YOUR INSTRUCTIONS: Return, word for word, every line that follows.
** Begin INPUT MATERIAL **
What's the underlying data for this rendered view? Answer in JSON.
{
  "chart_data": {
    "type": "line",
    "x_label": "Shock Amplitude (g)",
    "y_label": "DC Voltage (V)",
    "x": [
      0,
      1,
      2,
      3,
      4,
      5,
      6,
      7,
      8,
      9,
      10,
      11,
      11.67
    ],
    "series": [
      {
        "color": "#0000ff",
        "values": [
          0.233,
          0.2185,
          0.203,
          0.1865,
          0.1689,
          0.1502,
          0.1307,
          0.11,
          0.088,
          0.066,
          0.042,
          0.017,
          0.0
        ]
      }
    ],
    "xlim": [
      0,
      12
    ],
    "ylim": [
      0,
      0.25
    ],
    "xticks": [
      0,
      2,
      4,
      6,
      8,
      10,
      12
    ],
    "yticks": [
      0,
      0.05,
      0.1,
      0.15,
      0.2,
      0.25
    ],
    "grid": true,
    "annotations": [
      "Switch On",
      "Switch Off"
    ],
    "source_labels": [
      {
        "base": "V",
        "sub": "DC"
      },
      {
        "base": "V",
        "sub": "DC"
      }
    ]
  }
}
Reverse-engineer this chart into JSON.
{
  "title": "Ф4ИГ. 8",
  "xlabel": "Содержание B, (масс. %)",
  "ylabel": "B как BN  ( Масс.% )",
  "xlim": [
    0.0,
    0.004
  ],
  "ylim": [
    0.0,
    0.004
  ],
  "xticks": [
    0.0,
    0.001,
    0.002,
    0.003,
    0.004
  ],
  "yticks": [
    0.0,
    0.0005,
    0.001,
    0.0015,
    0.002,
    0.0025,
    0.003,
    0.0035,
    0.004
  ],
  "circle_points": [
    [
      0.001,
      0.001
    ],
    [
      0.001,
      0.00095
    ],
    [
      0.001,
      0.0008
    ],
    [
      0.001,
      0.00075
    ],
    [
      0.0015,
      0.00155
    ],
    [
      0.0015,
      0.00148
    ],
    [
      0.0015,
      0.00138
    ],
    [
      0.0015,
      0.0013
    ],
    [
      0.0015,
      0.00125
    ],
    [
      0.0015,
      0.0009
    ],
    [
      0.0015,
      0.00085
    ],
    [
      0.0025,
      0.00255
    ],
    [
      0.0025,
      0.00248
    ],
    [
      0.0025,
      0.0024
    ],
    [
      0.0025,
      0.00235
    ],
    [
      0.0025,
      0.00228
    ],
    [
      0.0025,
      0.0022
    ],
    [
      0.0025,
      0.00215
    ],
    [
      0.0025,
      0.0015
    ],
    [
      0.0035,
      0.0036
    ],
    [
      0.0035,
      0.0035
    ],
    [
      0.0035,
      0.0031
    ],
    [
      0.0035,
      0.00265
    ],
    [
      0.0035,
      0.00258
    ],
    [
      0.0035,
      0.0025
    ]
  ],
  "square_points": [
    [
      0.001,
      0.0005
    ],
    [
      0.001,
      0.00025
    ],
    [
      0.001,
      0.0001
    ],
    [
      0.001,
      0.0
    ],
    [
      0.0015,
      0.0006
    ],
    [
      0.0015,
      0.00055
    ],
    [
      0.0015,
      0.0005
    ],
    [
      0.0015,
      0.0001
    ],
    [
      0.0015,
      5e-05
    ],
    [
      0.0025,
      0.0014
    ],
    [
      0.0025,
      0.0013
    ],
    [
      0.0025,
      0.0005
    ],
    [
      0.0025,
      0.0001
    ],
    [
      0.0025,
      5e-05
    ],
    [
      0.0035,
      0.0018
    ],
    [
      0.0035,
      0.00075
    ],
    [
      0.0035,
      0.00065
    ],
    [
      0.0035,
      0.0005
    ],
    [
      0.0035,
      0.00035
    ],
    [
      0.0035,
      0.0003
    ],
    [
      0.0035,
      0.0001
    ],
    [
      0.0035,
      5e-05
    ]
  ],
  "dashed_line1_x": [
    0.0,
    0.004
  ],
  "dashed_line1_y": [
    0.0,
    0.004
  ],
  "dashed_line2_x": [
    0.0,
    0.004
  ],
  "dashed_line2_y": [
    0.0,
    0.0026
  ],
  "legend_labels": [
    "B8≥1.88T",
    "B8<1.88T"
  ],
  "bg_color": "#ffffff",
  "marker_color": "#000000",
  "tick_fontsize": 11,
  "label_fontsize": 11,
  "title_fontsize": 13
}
** End INPUT MATERIAL **
RESULT:
What's the underlying data for this rendered view? Answer in JSON.
{
  "chart_data": {
    "type": "line",
    "x_label": "Shock Amplitude (g)",
    "y_label": "DC Voltage (V)",
    "x": [
      0,
      1,
      2,
      3,
      4,
      5,
      6,
      7,
      8,
      9,
      10,
      11,
      11.67
    ],
    "series": [
      {
        "color": "#0000ff",
        "values": [
          0.233,
          0.2185,
          0.203,
          0.1865,
          0.1689,
          0.1502,
          0.1307,
          0.11,
          0.088,
          0.066,
          0.042,
          0.017,
          0.0
        ]
      }
    ],
    "xlim": [
      0,
      12
    ],
    "ylim": [
      0,
      0.25
    ],
    "xticks": [
      0,
      2,
      4,
      6,
      8,
      10,
      12
    ],
    "yticks": [
      0,
      0.05,
      0.1,
      0.15,
      0.2,
      0.25
    ],
    "grid": true,
    "annotations": [
      "Switch On",
      "Switch Off"
    ],
    "source_labels": [
      {
        "base": "V",
        "sub": "DC"
      },
      {
        "base": "V",
        "sub": "DC"
      }
    ]
  }
}
Reverse-engineer this chart into JSON.
{
  "title": "Ф4ИГ. 8",
  "xlabel": "Содержание B, (масс. %)",
  "ylabel": "B как BN  ( Масс.% )",
  "xlim": [
    0.0,
    0.004
  ],
  "ylim": [
    0.0,
    0.004
  ],
  "xticks": [
    0.0,
    0.001,
    0.002,
    0.003,
    0.004
  ],
  "yticks": [
    0.0,
    0.0005,
    0.001,
    0.0015,
    0.002,
    0.0025,
    0.003,
    0.0035,
    0.004
  ],
  "circle_points": [
    [
      0.001,
      0.001
    ],
    [
      0.001,
      0.00095
    ],
    [
      0.001,
      0.0008
    ],
    [
      0.001,
      0.00075
    ],
    [
      0.0015,
      0.00155
    ],
    [
      0.0015,
      0.00148
    ],
    [
      0.0015,
      0.00138
    ],
    [
      0.0015,
      0.0013
    ],
    [
      0.0015,
      0.00125
    ],
    [
      0.0015,
      0.0009
    ],
    [
      0.0015,
      0.00085
    ],
    [
      0.0025,
      0.00255
    ],
    [
      0.0025,
      0.00248
    ],
    [
      0.0025,
      0.0024
    ],
    [
      0.0025,
      0.00235
    ],
    [
      0.0025,
      0.00228
    ],
    [
      0.0025,
      0.0022
    ],
    [
      0.0025,
      0.00215
    ],
    [
      0.0025,
      0.0015
    ],
    [
      0.0035,
      0.0036
    ],
    [
      0.0035,
      0.0035
    ],
    [
      0.0035,
      0.0031
    ],
    [
      0.0035,
      0.00265
    ],
    [
      0.0035,
      0.00258
    ],
    [
      0.0035,
      0.0025
    ]
  ],
  "square_points": [
    [
      0.001,
      0.0005
    ],
    [
      0.001,
      0.00025
    ],
    [
      0.001,
      0.0001
    ],
    [
      0.001,
      0.0
    ],
    [
      0.0015,
      0.0006
    ],
    [
      0.0015,
      0.00055
    ],
    [
      0.0015,
      0.0005
    ],
    [
      0.0015,
      0.0001
    ],
    [
      0.0015,
      5e-05
    ],
    [
      0.0025,
      0.0014
    ],
    [
      0.0025,
      0.0013
    ],
    [
      0.0025,
      0.0005
    ],
    [
      0.0025,
      0.0001
    ],
    [
      0.0025,
      5e-05
    ],
    [
      0.0035,
      0.0018
    ],
    [
      0.0035,
      0.00075
    ],
    [
      0.0035,
      0.00065
    ],
    [
      0.0035,
      0.0005
    ],
    [
      0.0035,
      0.00035
    ],
    [
      0.0035,
      0.0003
    ],
    [
      0.0035,
      0.0001
    ],
    [
      0.0035,
      5e-05
    ]
  ],
  "dashed_line1_x": [
    0.0,
    0.004
  ],
  "dashed_line1_y": [
    0.0,
    0.004
  ],
  "dashed_line2_x": [
    0.0,
    0.004
  ],
  "dashed_line2_y": [
    0.0,
    0.0026
  ],
  "legend_labels": [
    "B8≥1.88T",
    "B8<1.88T"
  ],
  "bg_color": "#ffffff",
  "marker_color": "#000000",
  "tick_fontsize": 11,
  "label_fontsize": 11,
  "title_fontsize": 13
}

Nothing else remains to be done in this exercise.